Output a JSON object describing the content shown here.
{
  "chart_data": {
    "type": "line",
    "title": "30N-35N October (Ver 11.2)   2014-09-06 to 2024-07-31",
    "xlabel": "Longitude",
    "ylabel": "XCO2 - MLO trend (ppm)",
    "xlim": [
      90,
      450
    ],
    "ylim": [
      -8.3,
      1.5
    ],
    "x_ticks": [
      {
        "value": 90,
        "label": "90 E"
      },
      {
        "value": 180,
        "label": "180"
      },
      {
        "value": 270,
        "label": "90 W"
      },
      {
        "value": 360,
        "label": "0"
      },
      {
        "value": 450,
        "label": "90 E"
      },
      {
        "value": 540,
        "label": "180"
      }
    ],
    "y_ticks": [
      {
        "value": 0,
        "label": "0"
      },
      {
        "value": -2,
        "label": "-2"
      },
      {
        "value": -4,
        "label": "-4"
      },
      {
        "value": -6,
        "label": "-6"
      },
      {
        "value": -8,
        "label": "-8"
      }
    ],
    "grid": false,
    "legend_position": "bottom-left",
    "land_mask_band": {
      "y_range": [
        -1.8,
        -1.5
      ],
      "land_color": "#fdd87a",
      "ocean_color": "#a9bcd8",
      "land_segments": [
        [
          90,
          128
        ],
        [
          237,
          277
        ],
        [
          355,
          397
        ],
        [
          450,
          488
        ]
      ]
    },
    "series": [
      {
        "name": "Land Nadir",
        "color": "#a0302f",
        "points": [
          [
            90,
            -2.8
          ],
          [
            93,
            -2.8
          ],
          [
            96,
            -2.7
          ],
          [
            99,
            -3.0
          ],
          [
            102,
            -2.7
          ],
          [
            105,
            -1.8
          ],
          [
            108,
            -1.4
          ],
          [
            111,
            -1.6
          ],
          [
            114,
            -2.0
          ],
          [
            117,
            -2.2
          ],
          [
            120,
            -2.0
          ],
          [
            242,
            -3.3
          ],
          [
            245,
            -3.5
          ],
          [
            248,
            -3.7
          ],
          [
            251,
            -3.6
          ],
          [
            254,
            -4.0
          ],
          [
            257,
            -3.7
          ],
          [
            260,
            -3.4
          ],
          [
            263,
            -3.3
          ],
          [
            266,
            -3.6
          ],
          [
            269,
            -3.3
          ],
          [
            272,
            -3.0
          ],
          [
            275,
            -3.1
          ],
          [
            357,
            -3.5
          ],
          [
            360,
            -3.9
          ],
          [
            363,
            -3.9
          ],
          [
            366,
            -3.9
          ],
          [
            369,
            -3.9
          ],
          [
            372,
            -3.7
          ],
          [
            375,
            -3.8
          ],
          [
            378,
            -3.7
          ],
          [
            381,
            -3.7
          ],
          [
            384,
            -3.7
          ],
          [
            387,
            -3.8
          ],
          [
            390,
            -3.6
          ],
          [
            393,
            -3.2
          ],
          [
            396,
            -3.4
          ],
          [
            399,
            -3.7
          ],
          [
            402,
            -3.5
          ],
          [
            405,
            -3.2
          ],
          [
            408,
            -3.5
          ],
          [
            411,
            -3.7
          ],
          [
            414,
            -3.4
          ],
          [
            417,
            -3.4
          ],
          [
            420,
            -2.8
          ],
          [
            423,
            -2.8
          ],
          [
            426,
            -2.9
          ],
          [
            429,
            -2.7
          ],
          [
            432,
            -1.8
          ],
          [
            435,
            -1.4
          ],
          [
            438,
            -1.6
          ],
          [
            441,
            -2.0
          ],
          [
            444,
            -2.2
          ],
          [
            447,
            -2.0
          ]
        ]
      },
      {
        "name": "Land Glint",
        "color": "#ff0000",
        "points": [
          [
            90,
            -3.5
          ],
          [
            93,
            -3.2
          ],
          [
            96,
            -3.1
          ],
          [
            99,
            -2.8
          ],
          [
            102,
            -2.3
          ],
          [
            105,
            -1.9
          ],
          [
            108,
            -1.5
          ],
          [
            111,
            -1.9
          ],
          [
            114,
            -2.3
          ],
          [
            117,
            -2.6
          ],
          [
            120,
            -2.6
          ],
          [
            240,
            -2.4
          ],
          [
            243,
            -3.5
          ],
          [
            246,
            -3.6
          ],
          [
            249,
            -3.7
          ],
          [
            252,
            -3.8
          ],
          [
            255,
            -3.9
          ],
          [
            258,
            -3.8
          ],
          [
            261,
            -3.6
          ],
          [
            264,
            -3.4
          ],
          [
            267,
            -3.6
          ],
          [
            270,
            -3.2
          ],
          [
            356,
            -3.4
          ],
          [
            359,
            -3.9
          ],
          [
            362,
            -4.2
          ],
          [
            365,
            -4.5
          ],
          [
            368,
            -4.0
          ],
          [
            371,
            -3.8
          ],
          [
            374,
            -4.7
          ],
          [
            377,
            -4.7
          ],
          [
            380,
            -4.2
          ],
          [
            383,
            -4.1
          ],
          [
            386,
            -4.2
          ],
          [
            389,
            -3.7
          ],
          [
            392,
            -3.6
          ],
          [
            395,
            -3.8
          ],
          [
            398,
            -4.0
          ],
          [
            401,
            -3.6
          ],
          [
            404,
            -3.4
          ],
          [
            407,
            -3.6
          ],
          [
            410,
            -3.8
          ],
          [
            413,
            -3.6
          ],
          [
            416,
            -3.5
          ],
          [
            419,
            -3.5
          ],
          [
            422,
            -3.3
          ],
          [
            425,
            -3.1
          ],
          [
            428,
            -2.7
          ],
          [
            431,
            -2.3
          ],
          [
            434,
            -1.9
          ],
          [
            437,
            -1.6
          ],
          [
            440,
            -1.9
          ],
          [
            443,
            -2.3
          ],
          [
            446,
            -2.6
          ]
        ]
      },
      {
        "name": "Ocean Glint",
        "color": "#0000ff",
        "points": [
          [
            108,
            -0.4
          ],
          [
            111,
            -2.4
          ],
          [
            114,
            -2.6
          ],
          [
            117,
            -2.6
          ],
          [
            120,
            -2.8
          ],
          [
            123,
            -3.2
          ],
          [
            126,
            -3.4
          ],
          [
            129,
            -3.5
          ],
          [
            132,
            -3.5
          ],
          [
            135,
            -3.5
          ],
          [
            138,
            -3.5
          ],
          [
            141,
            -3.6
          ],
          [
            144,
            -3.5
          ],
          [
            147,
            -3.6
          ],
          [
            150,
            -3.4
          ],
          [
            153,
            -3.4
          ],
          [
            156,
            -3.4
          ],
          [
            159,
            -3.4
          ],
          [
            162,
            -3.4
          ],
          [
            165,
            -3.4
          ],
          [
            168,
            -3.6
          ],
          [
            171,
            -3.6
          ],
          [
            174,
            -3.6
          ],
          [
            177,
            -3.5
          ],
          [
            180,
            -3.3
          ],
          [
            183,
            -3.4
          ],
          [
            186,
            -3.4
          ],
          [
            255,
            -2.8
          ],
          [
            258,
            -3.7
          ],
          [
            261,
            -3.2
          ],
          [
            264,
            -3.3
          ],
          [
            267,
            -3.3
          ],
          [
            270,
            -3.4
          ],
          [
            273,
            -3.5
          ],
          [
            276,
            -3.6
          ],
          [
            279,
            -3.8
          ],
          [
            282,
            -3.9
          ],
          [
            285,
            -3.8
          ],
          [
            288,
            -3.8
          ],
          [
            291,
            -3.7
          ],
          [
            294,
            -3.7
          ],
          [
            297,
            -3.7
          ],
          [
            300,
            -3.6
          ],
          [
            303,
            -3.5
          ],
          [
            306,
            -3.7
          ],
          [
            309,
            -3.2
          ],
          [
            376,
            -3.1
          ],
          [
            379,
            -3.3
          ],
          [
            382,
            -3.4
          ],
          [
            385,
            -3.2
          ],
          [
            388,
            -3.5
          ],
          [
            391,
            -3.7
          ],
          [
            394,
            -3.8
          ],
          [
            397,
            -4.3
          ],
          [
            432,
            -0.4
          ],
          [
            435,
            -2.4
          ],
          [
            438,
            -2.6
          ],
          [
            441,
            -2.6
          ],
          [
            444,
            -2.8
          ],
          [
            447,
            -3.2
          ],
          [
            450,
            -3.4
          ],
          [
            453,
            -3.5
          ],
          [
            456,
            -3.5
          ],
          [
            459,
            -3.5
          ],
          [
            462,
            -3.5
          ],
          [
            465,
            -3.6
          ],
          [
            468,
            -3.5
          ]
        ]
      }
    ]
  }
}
───
**EXERCISE INSTRUCTIONS**
Please list every line of the records that contains "name".

**TASK SOLUTION**
        "name": "Land Nadir",
        "name": "Land Glint",
        "name": "Ocean Glint",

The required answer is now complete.